Quoted passage →
══════════
I could feel my heart up in my throat. I was so hungry for the ball. Wyatt checked behind him to make sure I was lined up at the right depth, waved me over a nudge to the left, then turned his back to me, ready for the ball. I could feel his joy as he waited for it. I could feel each of my teammates’ joy, as each prepared to do his one assignation.
Across from us, the defense: a roving, malignant mass. Preposterously, it had not yet occurred to me that all 11 of them would be focused upon annihilating me. I had not known there would be such fury. I knew it logically, of course, but I knew also that I would have pretty much my whole team either blocking for me or pulling away some of the defense through the deception of their pass routes, which the defense would be forced to cover.
But there would be little deception, here.
The play clock was ticking. I had no idea how many seconds were left—less than a handful—but the defense could read the melting numbers on the scoreboard behind me, and they knew also that I would be getting the ball. Such a tiny and ancient specimen as myself had not been summoned for no reason.
The ball was snapped, and I lunged forward, my arms folded open to receive the ball. Wyatt had spun and was running back to meet me, his eyes focused intently on my arms as he reached the ball out and into the basket I’d made. He extended the ball to me in the way of a man touching a match to a mound of dry wood that’s been soaked in gasoline.
I took the ball—Hold on, I thought, don’t give it up—and veered toward the 4-gap, even as I saw, not at all in slow motion, but instead very fast, my offensive line swinging to the right while I went left, in what would afterward be called, mildly, a miscommunication. Only Wyatt and I had it correct.
I did not see who hit me until he hit me. The player truly seemed to come from out of nowhere.
Just before he nailed me square in the chest, up high, I did see one player hurtle past me, the timing of his launch thrown off, perhaps, by him thinking I’d be moving much faster than I was.
But the one who came in at me straight was tall, long as a javelin. It was a lovely hit, not a wrap-up-and-wrestle-to-the-ground tackle but a rocket launch, a spear into my chest with all the force he could muster.
I remember being slammed to the ground. Rather, I remember being on the ground, and chagrined that it was so, for it meant that I was no longer running and that the play was over. I was aware that I had held on to the ball, had not fumbled it. I was also aware that I was still alive.
Later, when watching the game film, the sea of white that is my team is largely absent. I’m running along resolutely, chugging, bobbing like a little tugboat into a swirling sea of dark-colored jerseys. The one place, the one direction, toward which I should not be running. Here there be dragons.
And then—in the film and, I have to believe my eyes, in life, as it happened—comes the part where I am uprooted and, miraculously, really, am sailing through the air, recumbent, laid out perfectly horizontal upon an imaginary flying carpet that’s four feet above the ground. It’s like the scene in The Big Lebowski where the Dude has been knocked out and is dreaming, flying through the clouds with a bowling ball outstretched, weightless, a big old goofy grin on his face while Bob Dylan sings “The Man in Me.”
══════════
Provided data →
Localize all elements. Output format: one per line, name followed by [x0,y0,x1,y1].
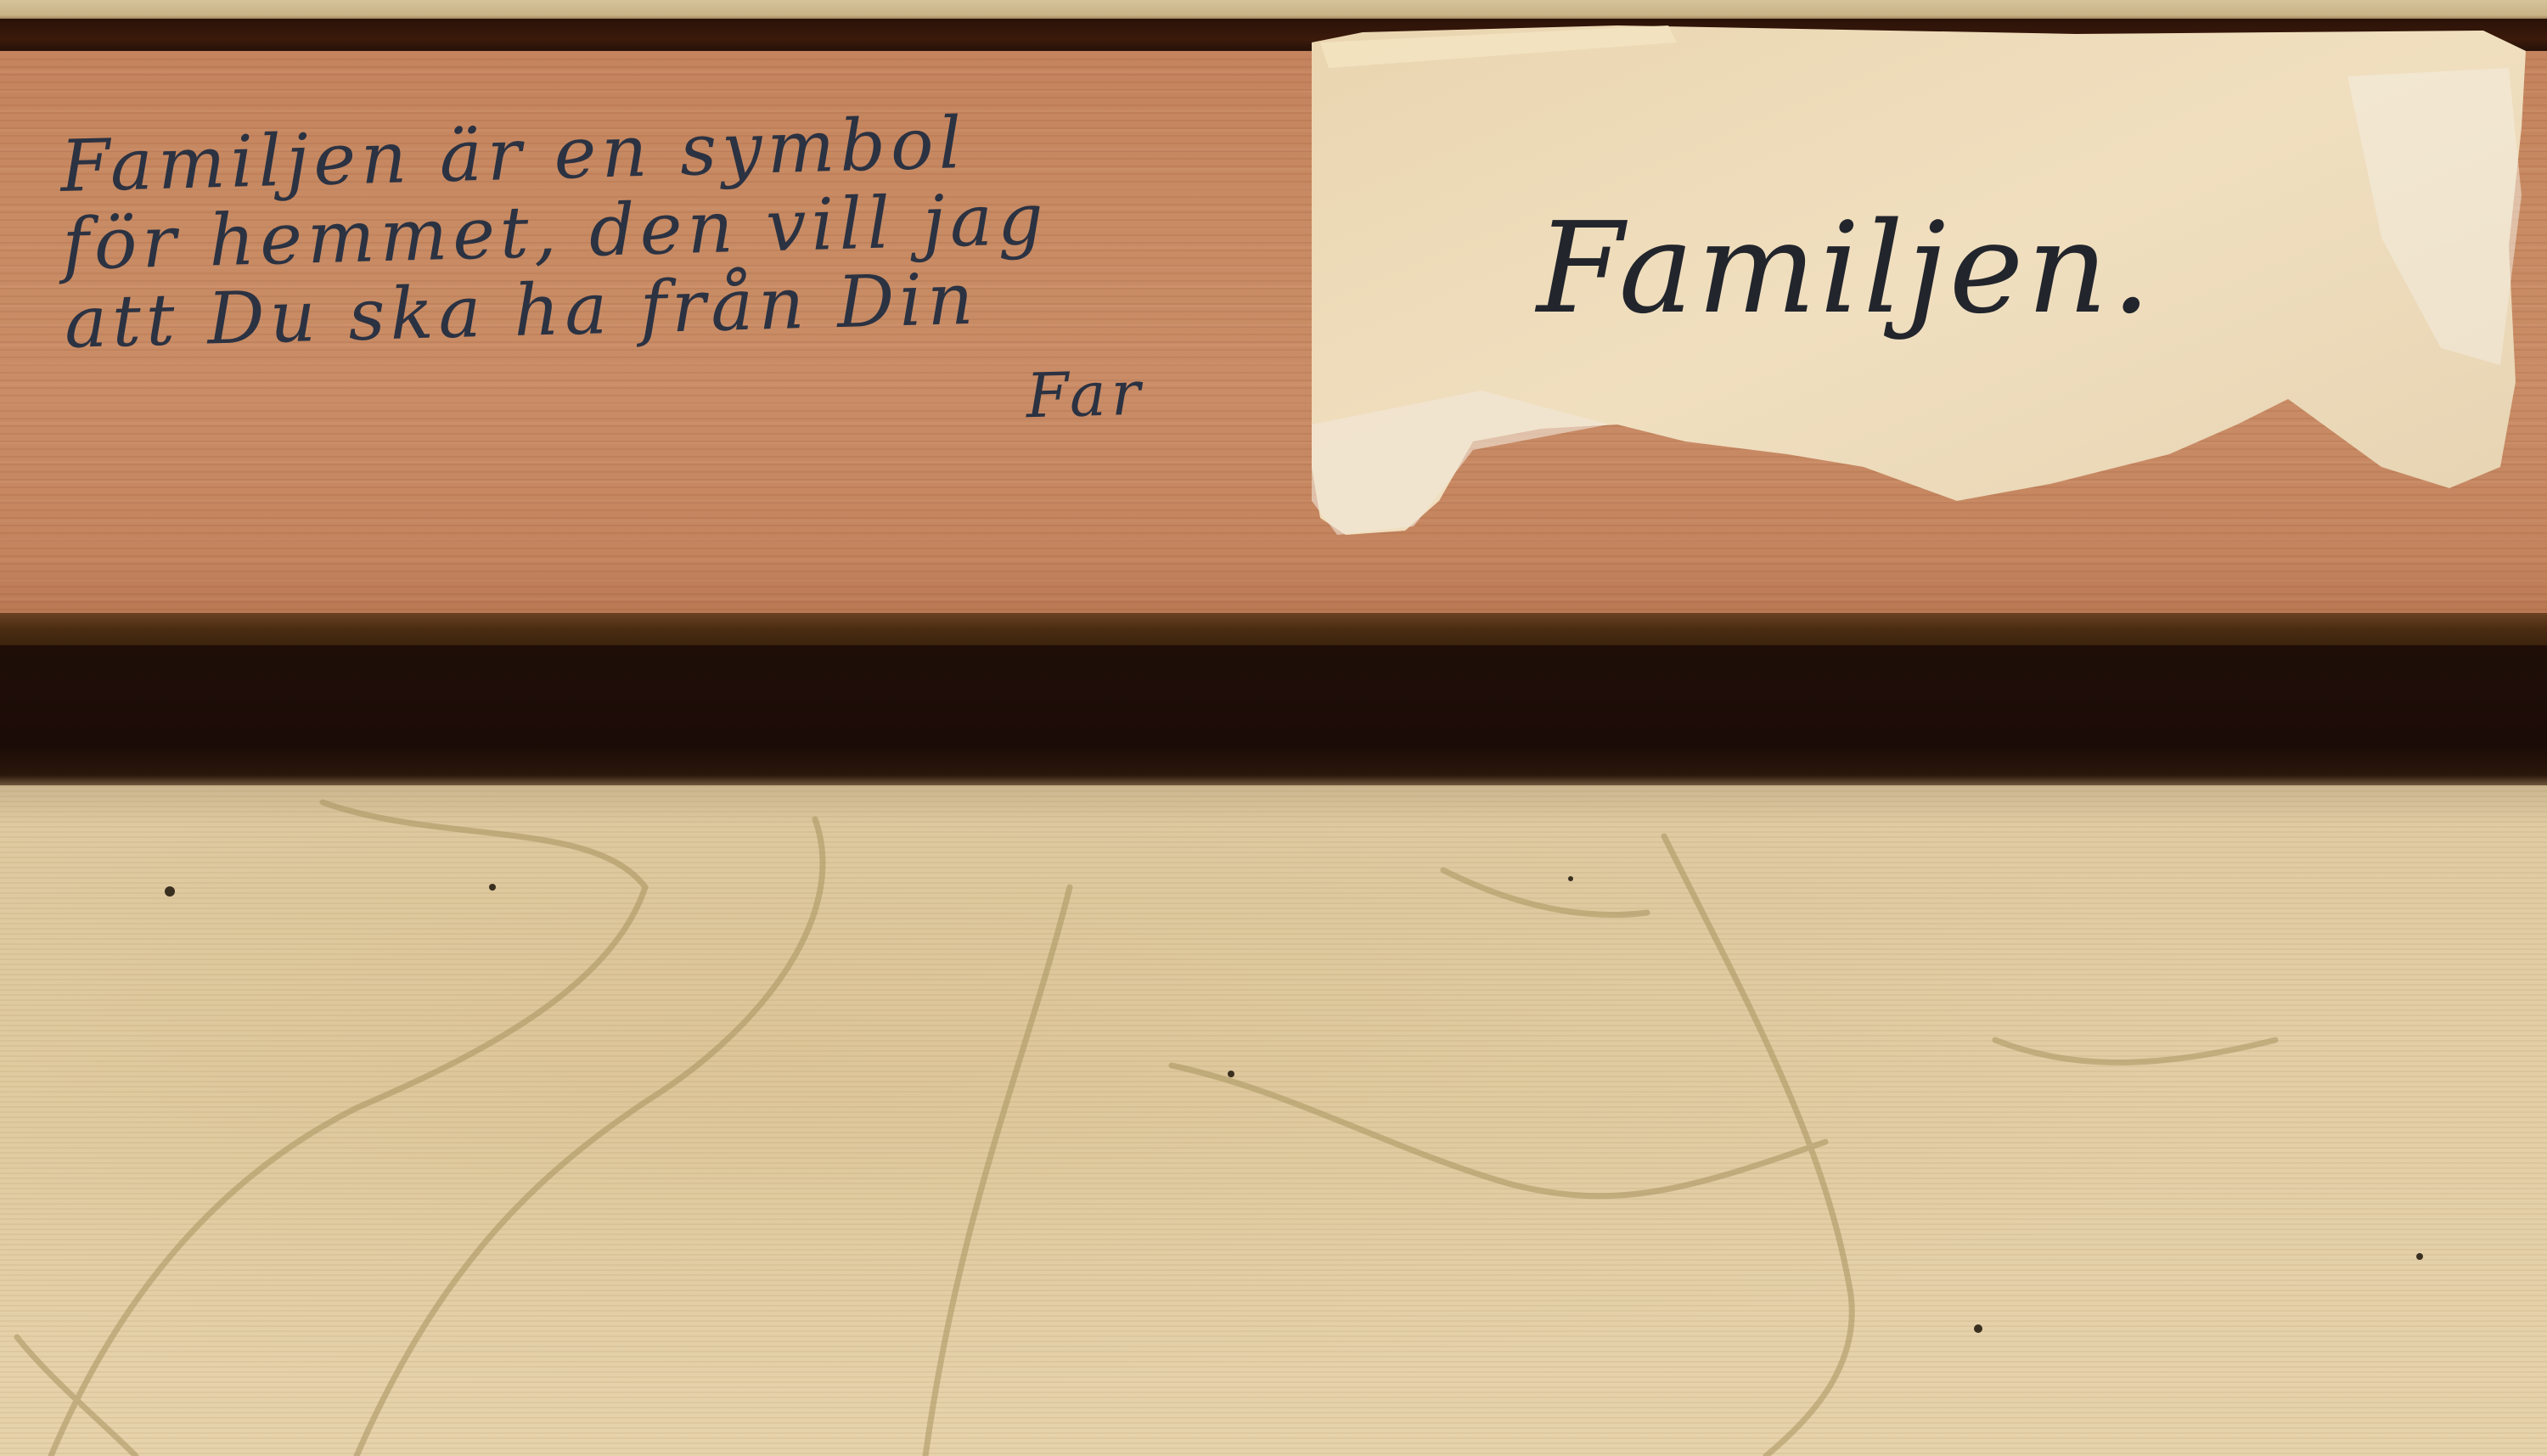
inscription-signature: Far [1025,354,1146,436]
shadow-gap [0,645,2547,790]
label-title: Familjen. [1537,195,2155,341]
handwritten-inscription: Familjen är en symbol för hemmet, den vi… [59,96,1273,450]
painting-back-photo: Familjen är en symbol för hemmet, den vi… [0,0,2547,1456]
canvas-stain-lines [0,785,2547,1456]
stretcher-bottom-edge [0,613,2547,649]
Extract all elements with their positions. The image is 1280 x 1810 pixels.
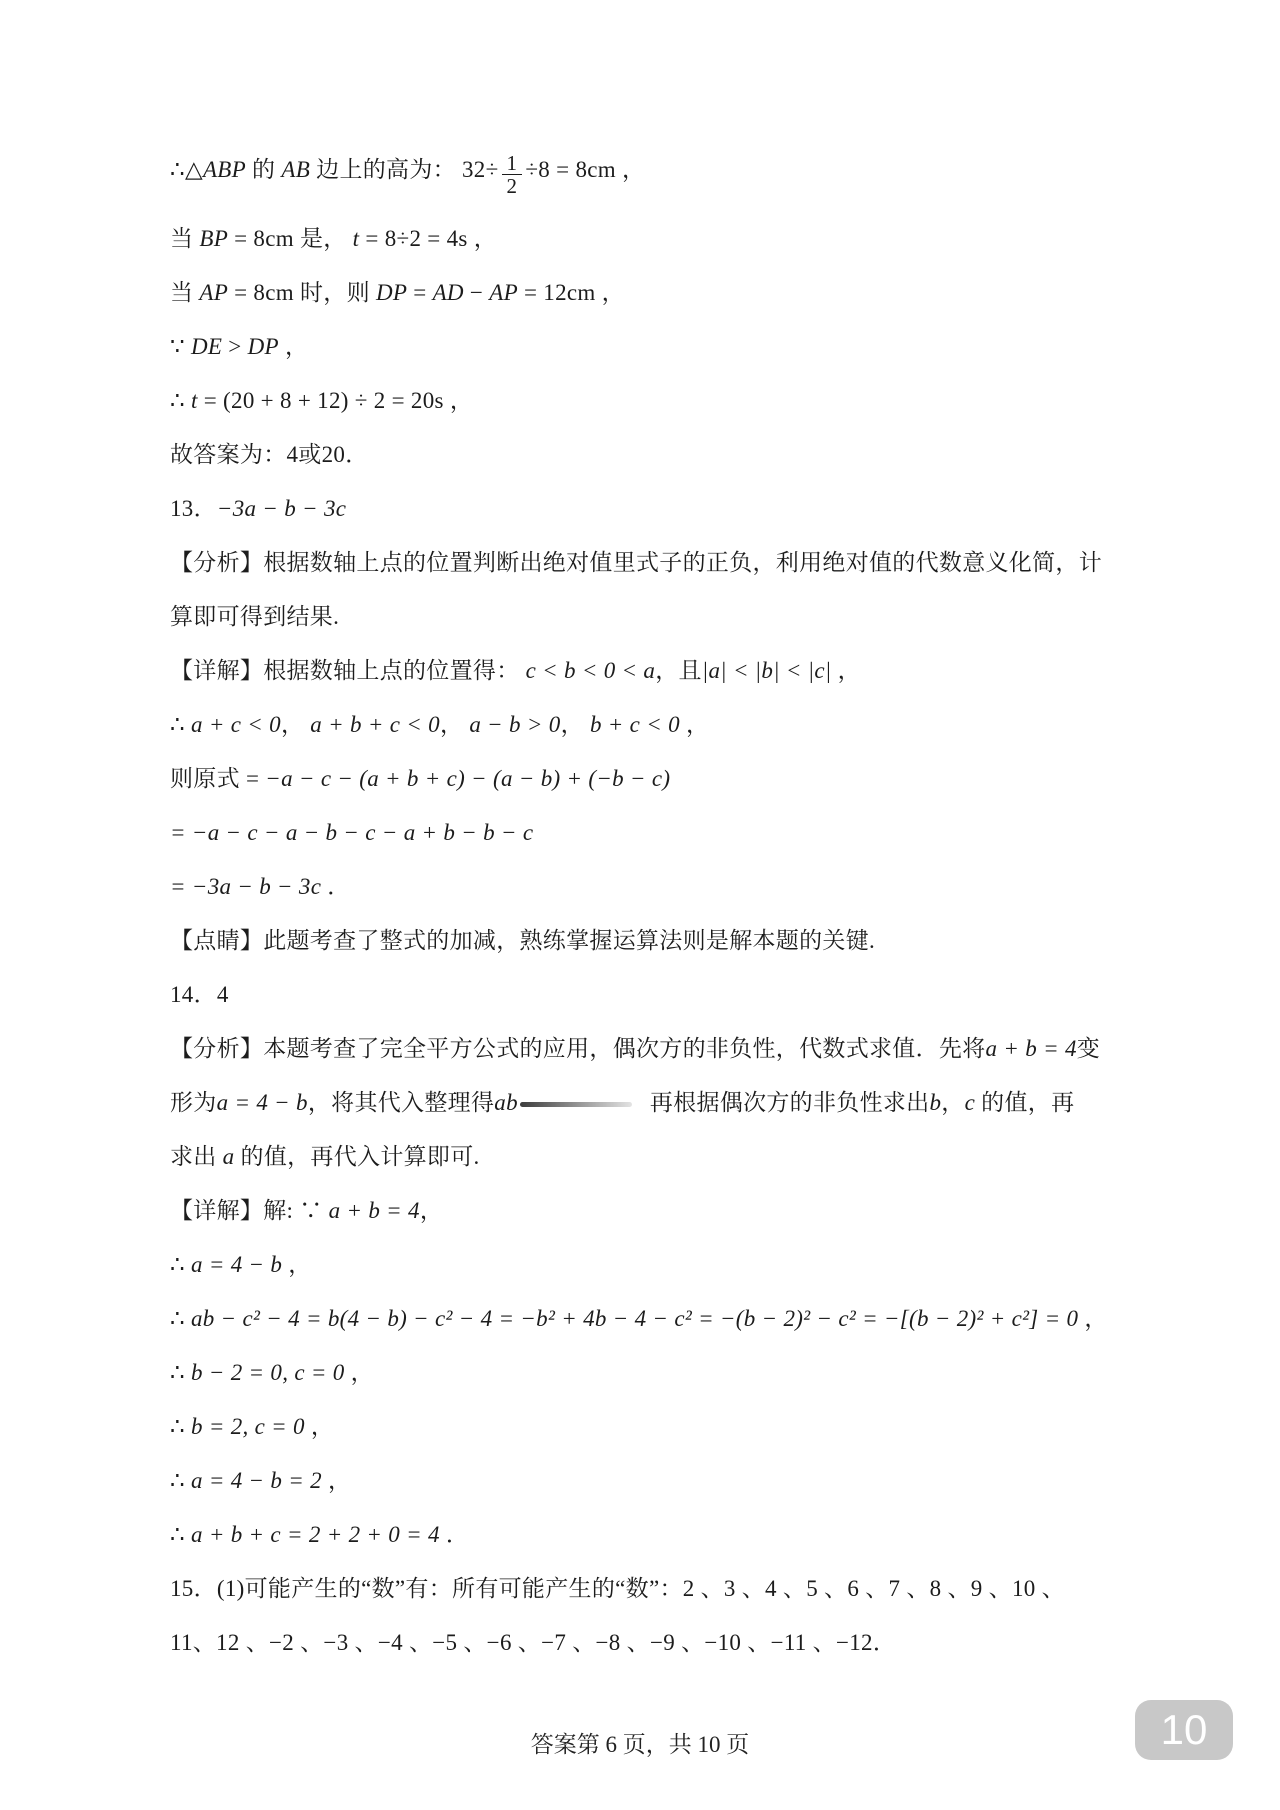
══════════
Goals →
1) Format the rows below the football passage as a JSON list of strings, one string per line and no blank lines. Leave out the picture lines.
2) Resume the football passage, starting right after its last sentence.

Answers by task →
1)
[
  "Localize all elements. Output format: one per line, name followed by [x0,y0,x1,y1].",
  "inscription-signature: Far [1025,354,1146,436]",
  "shadow-gap [0,645,2547,790]",
  "label-title: Familjen. [1537,195,2155,341]",
  "handwritten-inscription: Familjen är en symbol för hemmet, den vi… [59,96,1273,450]",
  "painting-back-photo: Familjen är en symbol för hemmet, den vi… [0,0,2547,1456]",
  "canvas-stain-lines [0,785,2547,1456]",
  "stretcher-bottom-edge [0,613,2547,649]",
  "Extract all elements with their positions. The image is 1280 x 1810 pixels."
]

2)
In the game film—in the part I cannot remember happening, probably because I was already lights-out, so that the data of the event never reached my brainpan, hence technically there can be no forgetting, nor remembering—I’m on my back, perfectly parallel to the ground, stiffened as if with rigor mortis. I am still clutching the ball in both arms—again, the death grip—flying past other players at their shoulder height.
They are watching as I sail past them. Some are pivoting, turning as if to hit me again.
When I finally land on the ground, I do not fumble, and the contact with the earth is what awakens me. I bounce a couple of times, then reach a hand up to two of my vanquishers to get a lift back to a standing position. “Good hit,” I say.
They do not take my extended hand. Instead, they are dancing in a circle around me, whooping in a caricature of the Native Americans on the Saturday-morning westerns that I watched as a child, more than half a century earlier.
I roll over and get to my feet, toss the ball to the ref, pat one of the opposing linemen on his shoulder pads, and trot unevenly off the field, my head not feeling connected to my body and my upper back feeling glass-shattered.
Over on the opposing sideline, their entire team was still whooping and hollering, and from their cheering fans, in the bleachers behind them, came jubilant cries of “They killed Papa!”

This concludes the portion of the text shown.